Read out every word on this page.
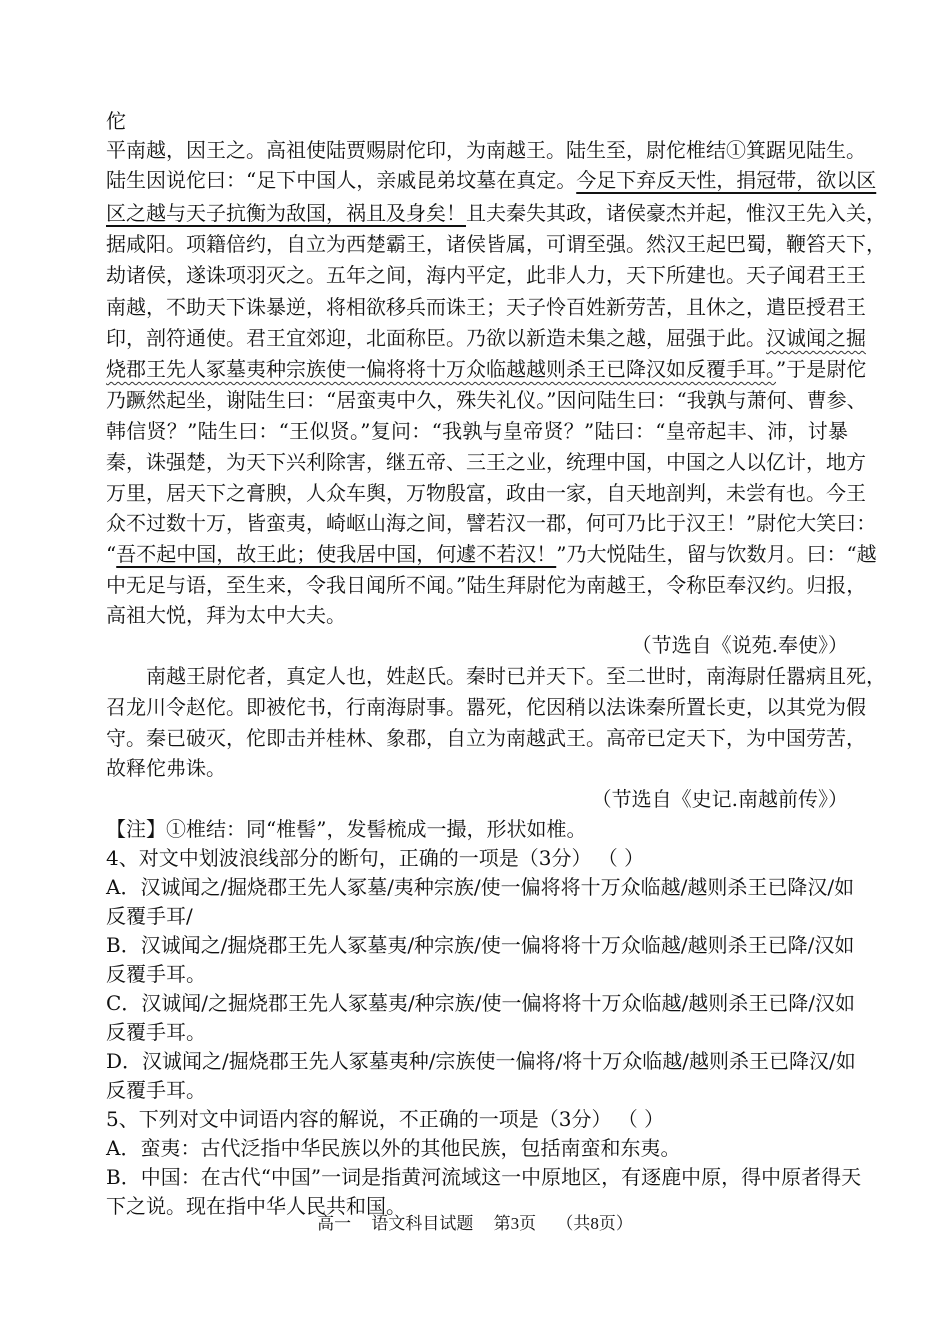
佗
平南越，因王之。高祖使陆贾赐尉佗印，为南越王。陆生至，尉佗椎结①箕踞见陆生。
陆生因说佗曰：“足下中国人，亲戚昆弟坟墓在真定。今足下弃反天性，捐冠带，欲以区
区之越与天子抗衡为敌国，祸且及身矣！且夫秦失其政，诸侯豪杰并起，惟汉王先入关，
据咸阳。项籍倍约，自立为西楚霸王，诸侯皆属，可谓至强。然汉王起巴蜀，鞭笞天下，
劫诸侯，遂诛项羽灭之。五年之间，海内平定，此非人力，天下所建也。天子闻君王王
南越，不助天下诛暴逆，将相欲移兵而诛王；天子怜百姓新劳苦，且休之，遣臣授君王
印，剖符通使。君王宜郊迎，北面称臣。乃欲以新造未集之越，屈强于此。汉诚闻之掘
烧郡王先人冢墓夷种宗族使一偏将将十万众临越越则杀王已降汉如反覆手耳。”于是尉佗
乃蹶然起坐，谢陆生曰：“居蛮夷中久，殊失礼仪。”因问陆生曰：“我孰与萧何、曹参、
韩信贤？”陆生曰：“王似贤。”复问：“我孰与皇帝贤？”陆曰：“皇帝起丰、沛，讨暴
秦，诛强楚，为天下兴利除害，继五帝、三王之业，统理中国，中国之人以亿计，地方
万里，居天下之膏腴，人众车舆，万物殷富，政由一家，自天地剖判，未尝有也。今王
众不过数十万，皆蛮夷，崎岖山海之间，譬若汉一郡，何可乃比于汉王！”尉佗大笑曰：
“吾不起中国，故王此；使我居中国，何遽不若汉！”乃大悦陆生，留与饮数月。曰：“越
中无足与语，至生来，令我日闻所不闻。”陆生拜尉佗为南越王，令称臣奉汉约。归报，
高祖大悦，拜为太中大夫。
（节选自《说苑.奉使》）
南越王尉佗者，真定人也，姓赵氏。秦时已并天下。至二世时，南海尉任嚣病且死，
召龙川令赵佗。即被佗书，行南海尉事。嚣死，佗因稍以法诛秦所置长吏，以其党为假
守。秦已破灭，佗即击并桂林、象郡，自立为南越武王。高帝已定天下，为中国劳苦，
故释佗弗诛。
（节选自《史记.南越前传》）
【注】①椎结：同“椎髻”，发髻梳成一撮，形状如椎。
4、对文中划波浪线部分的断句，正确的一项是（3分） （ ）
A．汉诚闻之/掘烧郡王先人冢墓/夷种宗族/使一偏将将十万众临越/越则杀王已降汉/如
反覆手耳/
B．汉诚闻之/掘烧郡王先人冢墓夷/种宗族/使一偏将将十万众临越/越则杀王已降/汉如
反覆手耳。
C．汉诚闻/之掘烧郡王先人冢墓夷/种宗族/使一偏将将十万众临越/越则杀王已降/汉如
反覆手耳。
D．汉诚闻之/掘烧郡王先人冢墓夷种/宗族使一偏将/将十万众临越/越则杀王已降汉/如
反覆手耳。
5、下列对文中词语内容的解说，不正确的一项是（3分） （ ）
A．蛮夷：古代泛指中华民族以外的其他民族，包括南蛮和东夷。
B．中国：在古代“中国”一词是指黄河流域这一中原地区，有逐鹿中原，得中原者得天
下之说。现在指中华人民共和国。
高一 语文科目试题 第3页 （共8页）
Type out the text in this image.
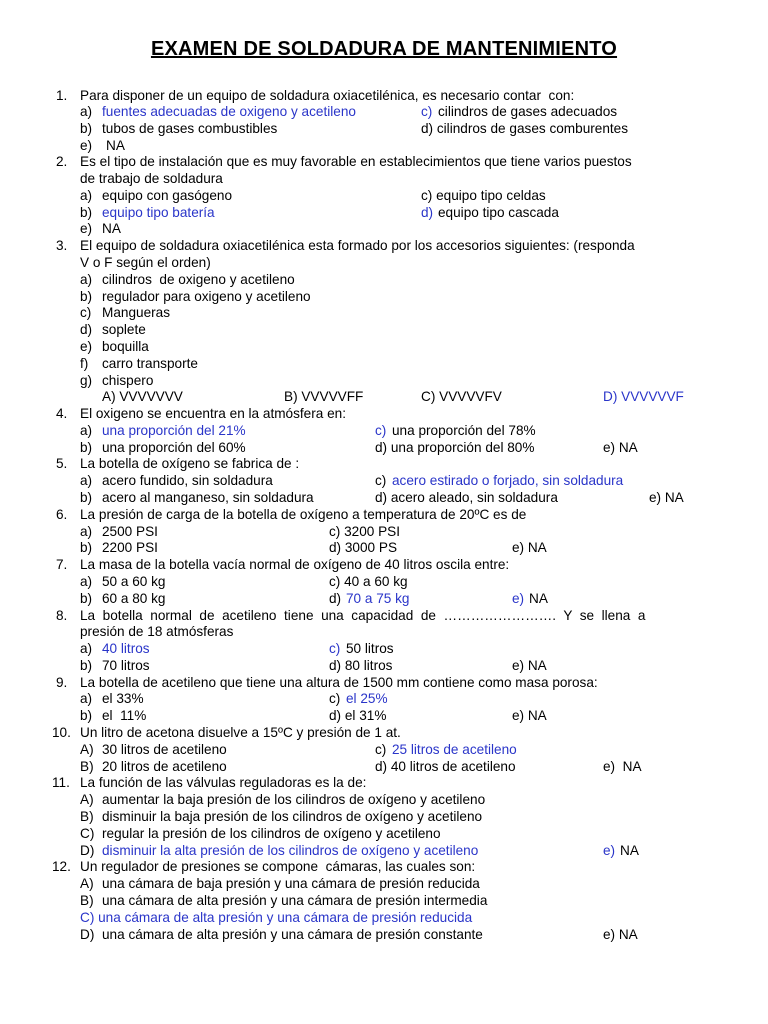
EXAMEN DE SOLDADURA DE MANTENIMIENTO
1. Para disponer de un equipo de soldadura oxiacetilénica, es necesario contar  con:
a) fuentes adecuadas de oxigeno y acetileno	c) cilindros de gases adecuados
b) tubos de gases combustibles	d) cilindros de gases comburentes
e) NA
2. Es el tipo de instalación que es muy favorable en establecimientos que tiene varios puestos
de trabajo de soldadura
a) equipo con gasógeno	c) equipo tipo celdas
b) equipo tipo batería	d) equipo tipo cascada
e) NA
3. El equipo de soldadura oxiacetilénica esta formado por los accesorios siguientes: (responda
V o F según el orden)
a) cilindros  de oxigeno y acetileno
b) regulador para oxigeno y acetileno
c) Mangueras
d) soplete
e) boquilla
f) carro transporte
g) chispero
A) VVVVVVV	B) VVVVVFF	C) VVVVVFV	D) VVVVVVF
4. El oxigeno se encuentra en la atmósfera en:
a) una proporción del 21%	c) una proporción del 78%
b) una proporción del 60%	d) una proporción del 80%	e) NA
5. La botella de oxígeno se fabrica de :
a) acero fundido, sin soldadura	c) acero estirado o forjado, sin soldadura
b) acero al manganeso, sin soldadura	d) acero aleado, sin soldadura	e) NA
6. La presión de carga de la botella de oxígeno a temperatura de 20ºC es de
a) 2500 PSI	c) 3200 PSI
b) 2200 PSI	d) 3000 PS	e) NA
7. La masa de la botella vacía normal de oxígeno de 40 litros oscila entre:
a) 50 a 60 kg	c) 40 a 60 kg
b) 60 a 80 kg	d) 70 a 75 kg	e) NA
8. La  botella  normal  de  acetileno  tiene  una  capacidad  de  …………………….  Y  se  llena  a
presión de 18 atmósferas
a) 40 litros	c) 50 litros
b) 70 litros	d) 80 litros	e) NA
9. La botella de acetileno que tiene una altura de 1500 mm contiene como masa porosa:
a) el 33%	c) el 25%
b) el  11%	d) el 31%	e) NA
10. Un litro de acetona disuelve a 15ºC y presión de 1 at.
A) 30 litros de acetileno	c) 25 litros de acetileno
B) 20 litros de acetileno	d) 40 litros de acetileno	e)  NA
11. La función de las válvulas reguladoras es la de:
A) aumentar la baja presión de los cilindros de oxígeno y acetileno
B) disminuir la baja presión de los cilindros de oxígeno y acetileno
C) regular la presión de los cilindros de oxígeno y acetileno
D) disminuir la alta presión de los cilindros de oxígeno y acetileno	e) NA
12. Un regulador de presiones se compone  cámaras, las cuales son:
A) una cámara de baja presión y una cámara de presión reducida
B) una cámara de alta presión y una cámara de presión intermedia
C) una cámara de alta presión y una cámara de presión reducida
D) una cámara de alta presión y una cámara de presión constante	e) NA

______________________________

[Required task]: Repeat the records above exactly, leaving out any pictures they contain.

[Worked solution]:
Read out every word on this page.
佗
平南越，因王之。高祖使陆贾赐尉佗印，为南越王。陆生至，尉佗椎结①箕踞见陆生。
陆生因说佗曰：“足下中国人，亲戚昆弟坟墓在真定。今足下弃反天性，捐冠带，欲以区
区之越与天子抗衡为敌国，祸且及身矣！且夫秦失其政，诸侯豪杰并起，惟汉王先入关，
据咸阳。项籍倍约，自立为西楚霸王，诸侯皆属，可谓至强。然汉王起巴蜀，鞭笞天下，
劫诸侯，遂诛项羽灭之。五年之间，海内平定，此非人力，天下所建也。天子闻君王王
南越，不助天下诛暴逆，将相欲移兵而诛王；天子怜百姓新劳苦，且休之，遣臣授君王
印，剖符通使。君王宜郊迎，北面称臣。乃欲以新造未集之越，屈强于此。汉诚闻之掘
烧郡王先人冢墓夷种宗族使一偏将将十万众临越越则杀王已降汉如反覆手耳。”于是尉佗
乃蹶然起坐，谢陆生曰：“居蛮夷中久，殊失礼仪。”因问陆生曰：“我孰与萧何、曹参、
韩信贤？”陆生曰：“王似贤。”复问：“我孰与皇帝贤？”陆曰：“皇帝起丰、沛，讨暴
秦，诛强楚，为天下兴利除害，继五帝、三王之业，统理中国，中国之人以亿计，地方
万里，居天下之膏腴，人众车舆，万物殷富，政由一家，自天地剖判，未尝有也。今王
众不过数十万，皆蛮夷，崎岖山海之间，譬若汉一郡，何可乃比于汉王！”尉佗大笑曰：
“吾不起中国，故王此；使我居中国，何遽不若汉！”乃大悦陆生，留与饮数月。曰：“越
中无足与语，至生来，令我日闻所不闻。”陆生拜尉佗为南越王，令称臣奉汉约。归报，
高祖大悦，拜为太中大夫。
（节选自《说苑.奉使》）
南越王尉佗者，真定人也，姓赵氏。秦时已并天下。至二世时，南海尉任嚣病且死，
召龙川令赵佗。即被佗书，行南海尉事。嚣死，佗因稍以法诛秦所置长吏，以其党为假
守。秦已破灭，佗即击并桂林、象郡，自立为南越武王。高帝已定天下，为中国劳苦，
故释佗弗诛。
（节选自《史记.南越前传》）
【注】①椎结：同“椎髻”，发髻梳成一撮，形状如椎。
4、对文中划波浪线部分的断句，正确的一项是（3分） （ ）
A．汉诚闻之/掘烧郡王先人冢墓/夷种宗族/使一偏将将十万众临越/越则杀王已降汉/如
反覆手耳/
B．汉诚闻之/掘烧郡王先人冢墓夷/种宗族/使一偏将将十万众临越/越则杀王已降/汉如
反覆手耳。
C．汉诚闻/之掘烧郡王先人冢墓夷/种宗族/使一偏将将十万众临越/越则杀王已降/汉如
反覆手耳。
D．汉诚闻之/掘烧郡王先人冢墓夷种/宗族使一偏将/将十万众临越/越则杀王已降汉/如
反覆手耳。
5、下列对文中词语内容的解说，不正确的一项是（3分） （ ）
A．蛮夷：古代泛指中华民族以外的其他民族，包括南蛮和东夷。
B．中国：在古代“中国”一词是指黄河流域这一中原地区，有逐鹿中原，得中原者得天
下之说。现在指中华人民共和国。
高一 语文科目试题 第3页 （共8页）
Type out the text in this image.
EXAMEN DE SOLDADURA DE MANTENIMIENTO
1. Para disponer de un equipo de soldadura oxiacetilénica, es necesario contar  con:
a) fuentes adecuadas de oxigeno y acetileno	c) cilindros de gases adecuados
b) tubos de gases combustibles	d) cilindros de gases comburentes
e) NA
2. Es el tipo de instalación que es muy favorable en establecimientos que tiene varios puestos
de trabajo de soldadura
a) equipo con gasógeno	c) equipo tipo celdas
b) equipo tipo batería	d) equipo tipo cascada
e) NA
3. El equipo de soldadura oxiacetilénica esta formado por los accesorios siguientes: (responda
V o F según el orden)
a) cilindros  de oxigeno y acetileno
b) regulador para oxigeno y acetileno
c) Mangueras
d) soplete
e) boquilla
f) carro transporte
g) chispero
A) VVVVVVV	B) VVVVVFF	C) VVVVVFV	D) VVVVVVF
4. El oxigeno se encuentra en la atmósfera en:
a) una proporción del 21%	c) una proporción del 78%
b) una proporción del 60%	d) una proporción del 80%	e) NA
5. La botella de oxígeno se fabrica de :
a) acero fundido, sin soldadura	c) acero estirado o forjado, sin soldadura
b) acero al manganeso, sin soldadura	d) acero aleado, sin soldadura	e) NA
6. La presión de carga de la botella de oxígeno a temperatura de 20ºC es de
a) 2500 PSI	c) 3200 PSI
b) 2200 PSI	d) 3000 PS	e) NA
7. La masa de la botella vacía normal de oxígeno de 40 litros oscila entre:
a) 50 a 60 kg	c) 40 a 60 kg
b) 60 a 80 kg	d) 70 a 75 kg	e) NA
8. La  botella  normal  de  acetileno  tiene  una  capacidad  de  …………………….  Y  se  llena  a
presión de 18 atmósferas
a) 40 litros	c) 50 litros
b) 70 litros	d) 80 litros	e) NA
9. La botella de acetileno que tiene una altura de 1500 mm contiene como masa porosa:
a) el 33%	c) el 25%
b) el  11%	d) el 31%	e) NA
10. Un litro de acetona disuelve a 15ºC y presión de 1 at.
A) 30 litros de acetileno	c) 25 litros de acetileno
B) 20 litros de acetileno	d) 40 litros de acetileno	e)  NA
11. La función de las válvulas reguladoras es la de:
A) aumentar la baja presión de los cilindros de oxígeno y acetileno
B) disminuir la baja presión de los cilindros de oxígeno y acetileno
C) regular la presión de los cilindros de oxígeno y acetileno
D) disminuir la alta presión de los cilindros de oxígeno y acetileno	e) NA
12. Un regulador de presiones se compone  cámaras, las cuales son:
A) una cámara de baja presión y una cámara de presión reducida
B) una cámara de alta presión y una cámara de presión intermedia
C) una cámara de alta presión y una cámara de presión reducida
D) una cámara de alta presión y una cámara de presión constante	e) NA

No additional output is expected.